■ Task requirements ■
Check each line for the word "will" and give how many have it. Say nothing else.

Extracted data entries:
· · · ·

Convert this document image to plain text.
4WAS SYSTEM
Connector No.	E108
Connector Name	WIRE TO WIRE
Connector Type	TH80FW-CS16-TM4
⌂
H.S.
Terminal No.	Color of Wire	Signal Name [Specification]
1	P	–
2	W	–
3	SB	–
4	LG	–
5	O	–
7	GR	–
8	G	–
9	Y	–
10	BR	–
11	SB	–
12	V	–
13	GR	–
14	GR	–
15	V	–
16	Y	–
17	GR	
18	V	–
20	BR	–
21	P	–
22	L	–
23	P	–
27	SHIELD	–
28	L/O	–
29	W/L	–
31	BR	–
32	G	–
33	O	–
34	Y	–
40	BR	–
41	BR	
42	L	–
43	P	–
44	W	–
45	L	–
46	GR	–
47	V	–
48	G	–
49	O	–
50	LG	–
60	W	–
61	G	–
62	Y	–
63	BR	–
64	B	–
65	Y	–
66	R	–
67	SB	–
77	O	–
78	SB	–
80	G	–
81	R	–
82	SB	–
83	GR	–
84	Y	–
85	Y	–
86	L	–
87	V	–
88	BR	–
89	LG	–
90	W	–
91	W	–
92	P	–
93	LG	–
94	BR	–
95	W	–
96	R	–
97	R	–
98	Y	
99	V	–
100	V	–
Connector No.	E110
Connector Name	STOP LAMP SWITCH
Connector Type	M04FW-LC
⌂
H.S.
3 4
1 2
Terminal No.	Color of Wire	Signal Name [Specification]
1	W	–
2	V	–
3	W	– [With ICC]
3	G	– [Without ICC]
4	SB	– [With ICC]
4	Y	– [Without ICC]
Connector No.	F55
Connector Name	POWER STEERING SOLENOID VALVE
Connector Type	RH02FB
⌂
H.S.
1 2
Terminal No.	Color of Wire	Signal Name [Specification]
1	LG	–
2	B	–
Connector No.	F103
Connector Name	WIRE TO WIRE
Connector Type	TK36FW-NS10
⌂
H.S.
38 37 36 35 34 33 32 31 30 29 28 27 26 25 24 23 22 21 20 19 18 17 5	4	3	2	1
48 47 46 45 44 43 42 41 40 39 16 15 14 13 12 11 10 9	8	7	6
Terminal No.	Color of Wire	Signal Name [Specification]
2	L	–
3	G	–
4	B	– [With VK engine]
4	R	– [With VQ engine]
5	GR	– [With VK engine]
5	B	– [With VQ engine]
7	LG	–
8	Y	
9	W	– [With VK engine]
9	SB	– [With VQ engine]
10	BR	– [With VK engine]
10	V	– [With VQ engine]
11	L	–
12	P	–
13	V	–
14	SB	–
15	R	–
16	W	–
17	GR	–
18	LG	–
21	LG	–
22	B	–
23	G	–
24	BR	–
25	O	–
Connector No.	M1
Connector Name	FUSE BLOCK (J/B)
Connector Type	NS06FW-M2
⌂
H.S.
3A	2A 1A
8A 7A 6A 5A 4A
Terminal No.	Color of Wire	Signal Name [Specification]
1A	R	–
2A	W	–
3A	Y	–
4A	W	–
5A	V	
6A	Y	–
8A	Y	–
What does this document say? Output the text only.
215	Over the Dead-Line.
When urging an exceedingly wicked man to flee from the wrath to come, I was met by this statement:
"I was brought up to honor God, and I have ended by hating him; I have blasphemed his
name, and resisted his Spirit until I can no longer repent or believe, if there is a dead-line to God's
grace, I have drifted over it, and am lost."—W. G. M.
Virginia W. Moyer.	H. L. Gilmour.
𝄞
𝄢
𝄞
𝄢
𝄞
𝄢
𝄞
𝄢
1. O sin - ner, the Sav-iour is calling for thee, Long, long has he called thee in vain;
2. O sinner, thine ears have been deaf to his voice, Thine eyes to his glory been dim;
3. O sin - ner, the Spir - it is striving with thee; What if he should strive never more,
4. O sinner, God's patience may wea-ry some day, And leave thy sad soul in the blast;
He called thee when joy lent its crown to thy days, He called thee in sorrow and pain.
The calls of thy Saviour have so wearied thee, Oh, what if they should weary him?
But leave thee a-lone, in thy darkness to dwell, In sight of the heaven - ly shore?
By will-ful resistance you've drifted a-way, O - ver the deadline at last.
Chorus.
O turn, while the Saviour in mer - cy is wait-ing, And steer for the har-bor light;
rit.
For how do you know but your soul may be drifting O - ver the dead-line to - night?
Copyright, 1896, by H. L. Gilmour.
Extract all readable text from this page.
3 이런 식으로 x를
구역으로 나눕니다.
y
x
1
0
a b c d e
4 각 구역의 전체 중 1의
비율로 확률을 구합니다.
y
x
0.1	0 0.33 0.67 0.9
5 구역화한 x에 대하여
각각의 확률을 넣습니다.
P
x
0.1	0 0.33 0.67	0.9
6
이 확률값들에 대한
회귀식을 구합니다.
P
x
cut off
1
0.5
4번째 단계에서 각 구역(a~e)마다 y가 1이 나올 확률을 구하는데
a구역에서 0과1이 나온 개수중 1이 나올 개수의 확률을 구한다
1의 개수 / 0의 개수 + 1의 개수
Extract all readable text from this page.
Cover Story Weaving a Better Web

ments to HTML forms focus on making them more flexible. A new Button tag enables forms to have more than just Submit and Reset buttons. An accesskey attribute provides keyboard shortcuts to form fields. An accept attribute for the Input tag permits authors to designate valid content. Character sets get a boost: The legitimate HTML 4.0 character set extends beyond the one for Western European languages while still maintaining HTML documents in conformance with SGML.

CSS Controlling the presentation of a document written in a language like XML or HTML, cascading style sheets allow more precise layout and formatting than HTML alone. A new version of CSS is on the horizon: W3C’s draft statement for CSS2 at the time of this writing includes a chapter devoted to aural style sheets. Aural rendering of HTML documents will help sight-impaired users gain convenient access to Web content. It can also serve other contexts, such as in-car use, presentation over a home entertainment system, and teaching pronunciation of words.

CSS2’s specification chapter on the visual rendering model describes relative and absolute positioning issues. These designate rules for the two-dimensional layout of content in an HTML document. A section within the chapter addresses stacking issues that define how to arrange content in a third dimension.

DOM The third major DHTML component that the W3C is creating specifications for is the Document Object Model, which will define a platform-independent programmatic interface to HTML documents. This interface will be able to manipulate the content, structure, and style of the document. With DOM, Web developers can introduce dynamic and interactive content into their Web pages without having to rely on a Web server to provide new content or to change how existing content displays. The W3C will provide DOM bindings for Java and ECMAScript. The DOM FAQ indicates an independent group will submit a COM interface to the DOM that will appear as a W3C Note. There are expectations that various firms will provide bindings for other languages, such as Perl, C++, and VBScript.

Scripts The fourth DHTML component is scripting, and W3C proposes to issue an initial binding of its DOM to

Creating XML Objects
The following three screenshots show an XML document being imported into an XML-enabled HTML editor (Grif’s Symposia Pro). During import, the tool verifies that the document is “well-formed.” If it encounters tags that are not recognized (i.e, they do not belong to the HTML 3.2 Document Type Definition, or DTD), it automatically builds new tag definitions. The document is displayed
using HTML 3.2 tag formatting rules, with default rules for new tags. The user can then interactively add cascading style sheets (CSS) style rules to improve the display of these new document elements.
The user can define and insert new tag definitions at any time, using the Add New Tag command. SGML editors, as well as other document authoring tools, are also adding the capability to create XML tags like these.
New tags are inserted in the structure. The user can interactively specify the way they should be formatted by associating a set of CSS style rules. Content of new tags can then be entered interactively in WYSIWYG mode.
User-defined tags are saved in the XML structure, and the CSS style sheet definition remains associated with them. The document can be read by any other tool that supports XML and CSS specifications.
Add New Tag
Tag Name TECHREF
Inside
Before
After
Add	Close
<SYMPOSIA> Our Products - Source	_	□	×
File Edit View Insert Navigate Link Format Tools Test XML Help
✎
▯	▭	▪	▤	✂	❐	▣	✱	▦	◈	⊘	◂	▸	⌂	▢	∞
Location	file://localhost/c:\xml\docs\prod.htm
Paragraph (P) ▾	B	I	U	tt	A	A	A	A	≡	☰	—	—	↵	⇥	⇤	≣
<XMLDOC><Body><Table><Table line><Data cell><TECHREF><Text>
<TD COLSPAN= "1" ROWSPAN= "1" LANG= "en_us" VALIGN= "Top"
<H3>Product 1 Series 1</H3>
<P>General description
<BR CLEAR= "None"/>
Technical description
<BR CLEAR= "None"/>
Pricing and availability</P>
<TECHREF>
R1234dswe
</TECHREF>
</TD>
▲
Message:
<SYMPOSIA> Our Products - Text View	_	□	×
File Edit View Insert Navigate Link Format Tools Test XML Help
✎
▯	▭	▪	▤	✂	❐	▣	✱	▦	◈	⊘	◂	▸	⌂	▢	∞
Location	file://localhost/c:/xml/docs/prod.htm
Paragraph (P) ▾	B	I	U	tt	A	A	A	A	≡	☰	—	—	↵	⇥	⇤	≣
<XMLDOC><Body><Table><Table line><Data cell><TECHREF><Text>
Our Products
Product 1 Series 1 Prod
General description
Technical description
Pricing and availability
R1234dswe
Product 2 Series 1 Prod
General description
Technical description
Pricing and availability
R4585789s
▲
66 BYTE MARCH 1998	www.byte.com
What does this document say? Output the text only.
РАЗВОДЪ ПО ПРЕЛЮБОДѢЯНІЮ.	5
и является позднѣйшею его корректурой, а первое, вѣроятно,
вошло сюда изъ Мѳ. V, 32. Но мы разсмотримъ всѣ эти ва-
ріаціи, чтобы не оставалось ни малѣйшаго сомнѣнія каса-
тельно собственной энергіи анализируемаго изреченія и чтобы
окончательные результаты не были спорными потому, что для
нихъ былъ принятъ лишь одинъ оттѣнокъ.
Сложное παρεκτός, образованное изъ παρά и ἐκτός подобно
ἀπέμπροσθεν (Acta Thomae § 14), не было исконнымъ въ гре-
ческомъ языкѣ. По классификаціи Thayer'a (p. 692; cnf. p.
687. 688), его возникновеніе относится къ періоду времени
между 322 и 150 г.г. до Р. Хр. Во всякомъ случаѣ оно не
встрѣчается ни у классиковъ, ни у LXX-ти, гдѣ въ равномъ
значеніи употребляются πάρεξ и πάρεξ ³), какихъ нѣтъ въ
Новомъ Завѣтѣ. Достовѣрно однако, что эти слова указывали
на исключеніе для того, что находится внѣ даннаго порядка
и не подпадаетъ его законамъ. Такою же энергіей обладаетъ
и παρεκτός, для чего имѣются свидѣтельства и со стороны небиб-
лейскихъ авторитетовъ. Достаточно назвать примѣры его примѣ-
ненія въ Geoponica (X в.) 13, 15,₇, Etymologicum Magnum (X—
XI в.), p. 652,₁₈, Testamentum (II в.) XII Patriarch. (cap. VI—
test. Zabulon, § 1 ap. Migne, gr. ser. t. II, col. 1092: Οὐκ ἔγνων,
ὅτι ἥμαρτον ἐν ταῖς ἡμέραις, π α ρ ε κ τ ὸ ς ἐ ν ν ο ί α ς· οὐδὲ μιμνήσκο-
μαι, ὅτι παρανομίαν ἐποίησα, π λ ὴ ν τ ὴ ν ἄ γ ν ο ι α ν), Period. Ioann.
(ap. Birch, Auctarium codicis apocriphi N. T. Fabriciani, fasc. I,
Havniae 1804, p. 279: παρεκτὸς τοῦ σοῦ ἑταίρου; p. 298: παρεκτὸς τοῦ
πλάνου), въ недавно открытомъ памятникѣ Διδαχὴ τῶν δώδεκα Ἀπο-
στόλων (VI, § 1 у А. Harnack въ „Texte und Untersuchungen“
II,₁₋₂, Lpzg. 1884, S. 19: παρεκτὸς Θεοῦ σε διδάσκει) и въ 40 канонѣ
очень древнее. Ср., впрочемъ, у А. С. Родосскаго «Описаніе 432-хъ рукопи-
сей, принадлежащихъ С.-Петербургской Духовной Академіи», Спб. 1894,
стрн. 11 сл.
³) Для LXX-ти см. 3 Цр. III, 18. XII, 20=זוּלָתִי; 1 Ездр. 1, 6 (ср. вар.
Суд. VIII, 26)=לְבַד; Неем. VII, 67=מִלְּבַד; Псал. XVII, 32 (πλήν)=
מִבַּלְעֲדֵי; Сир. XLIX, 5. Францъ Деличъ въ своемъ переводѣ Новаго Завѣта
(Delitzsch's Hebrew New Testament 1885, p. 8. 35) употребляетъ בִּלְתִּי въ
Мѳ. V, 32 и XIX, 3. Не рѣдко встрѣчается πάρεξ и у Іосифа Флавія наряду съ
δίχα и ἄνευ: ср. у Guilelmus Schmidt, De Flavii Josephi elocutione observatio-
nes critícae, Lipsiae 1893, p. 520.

· · · ·

■ Answer to the exercise ■
3